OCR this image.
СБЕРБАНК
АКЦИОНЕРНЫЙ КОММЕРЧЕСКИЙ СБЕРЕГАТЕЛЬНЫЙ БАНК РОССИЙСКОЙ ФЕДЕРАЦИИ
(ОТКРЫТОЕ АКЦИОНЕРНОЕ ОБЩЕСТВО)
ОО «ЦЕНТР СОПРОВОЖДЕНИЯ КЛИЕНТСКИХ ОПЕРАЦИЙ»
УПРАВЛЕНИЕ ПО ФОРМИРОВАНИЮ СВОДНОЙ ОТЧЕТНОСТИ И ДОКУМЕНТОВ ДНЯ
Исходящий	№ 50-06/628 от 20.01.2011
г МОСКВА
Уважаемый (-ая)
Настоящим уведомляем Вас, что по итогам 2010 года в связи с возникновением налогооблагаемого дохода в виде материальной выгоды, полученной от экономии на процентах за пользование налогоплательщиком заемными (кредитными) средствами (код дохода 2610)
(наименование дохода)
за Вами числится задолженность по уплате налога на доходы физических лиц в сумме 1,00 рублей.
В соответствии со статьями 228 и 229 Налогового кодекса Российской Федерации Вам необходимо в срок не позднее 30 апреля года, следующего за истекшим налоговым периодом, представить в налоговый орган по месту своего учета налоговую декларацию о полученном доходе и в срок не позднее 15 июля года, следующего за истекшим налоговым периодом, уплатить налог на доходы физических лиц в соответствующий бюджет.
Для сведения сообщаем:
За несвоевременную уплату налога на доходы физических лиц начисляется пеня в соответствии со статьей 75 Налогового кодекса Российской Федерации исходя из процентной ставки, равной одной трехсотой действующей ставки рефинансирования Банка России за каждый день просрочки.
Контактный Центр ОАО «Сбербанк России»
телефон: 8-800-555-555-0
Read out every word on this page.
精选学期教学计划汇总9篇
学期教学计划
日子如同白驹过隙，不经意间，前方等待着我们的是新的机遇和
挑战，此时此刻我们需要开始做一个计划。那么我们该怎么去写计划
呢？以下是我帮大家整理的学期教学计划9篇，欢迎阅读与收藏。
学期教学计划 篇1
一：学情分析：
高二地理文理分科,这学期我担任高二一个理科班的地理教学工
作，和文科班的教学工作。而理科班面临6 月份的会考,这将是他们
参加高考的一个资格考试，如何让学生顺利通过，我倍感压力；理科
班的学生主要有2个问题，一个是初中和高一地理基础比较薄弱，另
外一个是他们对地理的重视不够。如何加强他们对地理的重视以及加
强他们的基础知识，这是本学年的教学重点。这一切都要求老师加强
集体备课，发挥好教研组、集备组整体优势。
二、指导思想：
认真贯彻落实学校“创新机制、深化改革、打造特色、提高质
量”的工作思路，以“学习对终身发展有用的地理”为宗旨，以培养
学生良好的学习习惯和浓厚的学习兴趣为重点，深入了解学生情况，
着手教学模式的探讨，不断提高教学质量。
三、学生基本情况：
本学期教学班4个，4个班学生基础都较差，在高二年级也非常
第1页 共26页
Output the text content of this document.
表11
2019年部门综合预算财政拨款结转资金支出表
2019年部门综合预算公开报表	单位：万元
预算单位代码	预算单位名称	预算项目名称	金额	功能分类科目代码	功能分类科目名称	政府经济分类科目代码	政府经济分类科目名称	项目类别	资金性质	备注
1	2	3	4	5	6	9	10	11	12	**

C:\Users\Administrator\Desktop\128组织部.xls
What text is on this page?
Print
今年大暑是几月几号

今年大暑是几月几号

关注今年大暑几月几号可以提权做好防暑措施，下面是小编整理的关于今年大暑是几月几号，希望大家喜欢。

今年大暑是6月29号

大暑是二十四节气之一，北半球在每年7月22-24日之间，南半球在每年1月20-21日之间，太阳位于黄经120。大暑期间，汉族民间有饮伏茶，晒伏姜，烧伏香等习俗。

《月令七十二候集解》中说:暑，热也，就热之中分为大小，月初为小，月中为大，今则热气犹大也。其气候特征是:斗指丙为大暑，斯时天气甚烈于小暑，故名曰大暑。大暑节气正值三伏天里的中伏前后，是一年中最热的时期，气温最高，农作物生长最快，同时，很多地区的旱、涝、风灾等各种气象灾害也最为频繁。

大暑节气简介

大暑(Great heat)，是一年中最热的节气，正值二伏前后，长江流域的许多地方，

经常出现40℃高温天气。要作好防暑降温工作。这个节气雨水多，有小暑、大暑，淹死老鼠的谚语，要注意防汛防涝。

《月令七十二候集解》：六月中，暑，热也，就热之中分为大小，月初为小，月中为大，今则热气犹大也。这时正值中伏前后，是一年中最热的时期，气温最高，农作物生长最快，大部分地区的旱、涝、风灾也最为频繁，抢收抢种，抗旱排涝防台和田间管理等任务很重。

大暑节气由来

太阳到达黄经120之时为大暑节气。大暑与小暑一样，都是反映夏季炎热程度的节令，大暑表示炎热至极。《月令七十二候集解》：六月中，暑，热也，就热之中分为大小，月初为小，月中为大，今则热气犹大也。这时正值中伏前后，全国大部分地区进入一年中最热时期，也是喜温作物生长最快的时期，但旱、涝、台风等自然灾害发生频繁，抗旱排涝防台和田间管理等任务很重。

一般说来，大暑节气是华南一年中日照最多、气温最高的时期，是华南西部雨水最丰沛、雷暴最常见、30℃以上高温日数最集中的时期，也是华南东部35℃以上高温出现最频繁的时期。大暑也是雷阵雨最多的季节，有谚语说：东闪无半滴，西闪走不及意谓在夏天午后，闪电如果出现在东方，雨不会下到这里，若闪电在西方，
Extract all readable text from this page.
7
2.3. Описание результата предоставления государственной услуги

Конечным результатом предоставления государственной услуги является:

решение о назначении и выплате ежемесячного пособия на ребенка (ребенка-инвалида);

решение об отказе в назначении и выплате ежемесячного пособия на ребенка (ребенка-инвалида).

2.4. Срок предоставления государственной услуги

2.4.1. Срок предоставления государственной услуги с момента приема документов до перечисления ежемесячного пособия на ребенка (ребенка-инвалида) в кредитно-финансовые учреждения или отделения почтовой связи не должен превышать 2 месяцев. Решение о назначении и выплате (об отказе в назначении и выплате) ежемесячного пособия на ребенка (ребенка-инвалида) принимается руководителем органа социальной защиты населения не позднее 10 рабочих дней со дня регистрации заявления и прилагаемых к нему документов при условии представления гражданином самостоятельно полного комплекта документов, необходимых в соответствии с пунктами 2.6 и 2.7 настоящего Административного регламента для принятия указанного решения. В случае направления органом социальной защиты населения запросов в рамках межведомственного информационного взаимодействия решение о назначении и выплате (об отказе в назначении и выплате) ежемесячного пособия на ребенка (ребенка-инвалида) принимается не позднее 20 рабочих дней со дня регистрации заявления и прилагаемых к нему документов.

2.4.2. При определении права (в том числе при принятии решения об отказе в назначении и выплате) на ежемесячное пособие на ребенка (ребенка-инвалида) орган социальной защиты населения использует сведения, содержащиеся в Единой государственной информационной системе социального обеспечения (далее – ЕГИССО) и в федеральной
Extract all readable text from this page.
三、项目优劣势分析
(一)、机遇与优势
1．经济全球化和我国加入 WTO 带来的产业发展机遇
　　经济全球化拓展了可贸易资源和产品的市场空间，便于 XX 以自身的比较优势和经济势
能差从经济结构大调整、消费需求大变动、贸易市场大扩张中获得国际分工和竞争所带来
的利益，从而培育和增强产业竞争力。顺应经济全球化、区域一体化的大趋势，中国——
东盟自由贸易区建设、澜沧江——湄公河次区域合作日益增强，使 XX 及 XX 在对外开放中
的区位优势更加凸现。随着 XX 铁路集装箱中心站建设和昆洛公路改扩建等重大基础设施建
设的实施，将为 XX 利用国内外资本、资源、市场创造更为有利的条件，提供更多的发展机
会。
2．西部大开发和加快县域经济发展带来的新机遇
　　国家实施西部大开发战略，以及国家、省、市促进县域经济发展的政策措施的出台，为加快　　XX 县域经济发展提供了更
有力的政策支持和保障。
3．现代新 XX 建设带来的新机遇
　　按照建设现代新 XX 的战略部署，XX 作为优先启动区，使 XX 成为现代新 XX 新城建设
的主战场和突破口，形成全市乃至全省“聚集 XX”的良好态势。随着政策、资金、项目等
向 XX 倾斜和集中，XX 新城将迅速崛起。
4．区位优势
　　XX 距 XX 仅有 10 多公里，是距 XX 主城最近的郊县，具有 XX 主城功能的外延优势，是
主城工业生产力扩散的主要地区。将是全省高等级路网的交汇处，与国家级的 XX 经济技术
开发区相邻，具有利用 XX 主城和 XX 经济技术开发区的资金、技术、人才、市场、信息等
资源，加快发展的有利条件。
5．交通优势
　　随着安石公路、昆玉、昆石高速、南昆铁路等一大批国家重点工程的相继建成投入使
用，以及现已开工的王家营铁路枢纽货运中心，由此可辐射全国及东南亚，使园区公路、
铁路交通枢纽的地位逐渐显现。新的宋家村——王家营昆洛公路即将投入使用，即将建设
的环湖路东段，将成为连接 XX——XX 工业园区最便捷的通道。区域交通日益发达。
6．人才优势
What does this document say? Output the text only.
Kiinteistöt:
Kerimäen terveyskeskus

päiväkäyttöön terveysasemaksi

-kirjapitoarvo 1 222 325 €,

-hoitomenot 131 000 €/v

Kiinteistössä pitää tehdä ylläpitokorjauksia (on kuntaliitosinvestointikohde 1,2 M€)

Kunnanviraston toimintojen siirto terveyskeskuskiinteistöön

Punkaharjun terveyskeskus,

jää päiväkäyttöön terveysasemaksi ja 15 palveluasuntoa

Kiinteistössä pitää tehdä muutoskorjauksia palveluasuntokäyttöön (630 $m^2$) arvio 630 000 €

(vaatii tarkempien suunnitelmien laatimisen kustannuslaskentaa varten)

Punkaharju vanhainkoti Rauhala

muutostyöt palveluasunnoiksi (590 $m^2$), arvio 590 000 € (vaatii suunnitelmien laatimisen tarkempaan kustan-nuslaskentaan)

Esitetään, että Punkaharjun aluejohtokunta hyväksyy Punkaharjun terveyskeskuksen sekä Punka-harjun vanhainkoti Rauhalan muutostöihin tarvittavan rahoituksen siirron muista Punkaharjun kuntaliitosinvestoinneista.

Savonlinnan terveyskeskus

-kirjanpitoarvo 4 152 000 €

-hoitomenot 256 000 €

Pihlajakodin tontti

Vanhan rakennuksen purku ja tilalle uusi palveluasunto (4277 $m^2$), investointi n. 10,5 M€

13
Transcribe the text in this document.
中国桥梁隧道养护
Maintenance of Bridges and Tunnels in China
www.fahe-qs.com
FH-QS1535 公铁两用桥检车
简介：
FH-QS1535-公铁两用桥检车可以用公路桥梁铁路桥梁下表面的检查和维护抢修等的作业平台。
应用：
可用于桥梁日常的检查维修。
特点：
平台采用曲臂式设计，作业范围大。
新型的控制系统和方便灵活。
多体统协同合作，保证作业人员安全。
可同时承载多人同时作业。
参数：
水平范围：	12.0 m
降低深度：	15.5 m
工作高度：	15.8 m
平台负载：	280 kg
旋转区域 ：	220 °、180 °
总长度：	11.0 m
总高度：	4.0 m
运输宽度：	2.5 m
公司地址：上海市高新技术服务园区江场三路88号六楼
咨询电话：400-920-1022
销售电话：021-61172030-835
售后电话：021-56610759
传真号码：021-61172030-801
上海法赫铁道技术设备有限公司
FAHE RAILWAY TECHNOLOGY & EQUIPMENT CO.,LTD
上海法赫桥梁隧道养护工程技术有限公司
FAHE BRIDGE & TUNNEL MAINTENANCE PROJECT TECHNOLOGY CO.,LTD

------------------------------

**Brief:** Find each line with the string "Налогового" and copy it out.

**In response:**
В соответствии со статьями 228 и 229 Налогового кодекса Российской Федерации Вам необходимо в срок не позднее 30 апреля года, следующего за истекшим налоговым периодом, представить в налоговый орган по месту своего учета налоговую декларацию о полученном доходе и в срок не позднее 15 июля года, следующего за истекшим налоговым периодом, уплатить налог на доходы физических лиц в соответствующий бюджет.
За несвоевременную уплату налога на доходы физических лиц начисляется пеня в соответствии со статьей 75 Налогового кодекса Российской Федерации исходя из процентной ставки, равной одной трехсотой действующей ставки рефинансирования Банка России за каждый день просрочки.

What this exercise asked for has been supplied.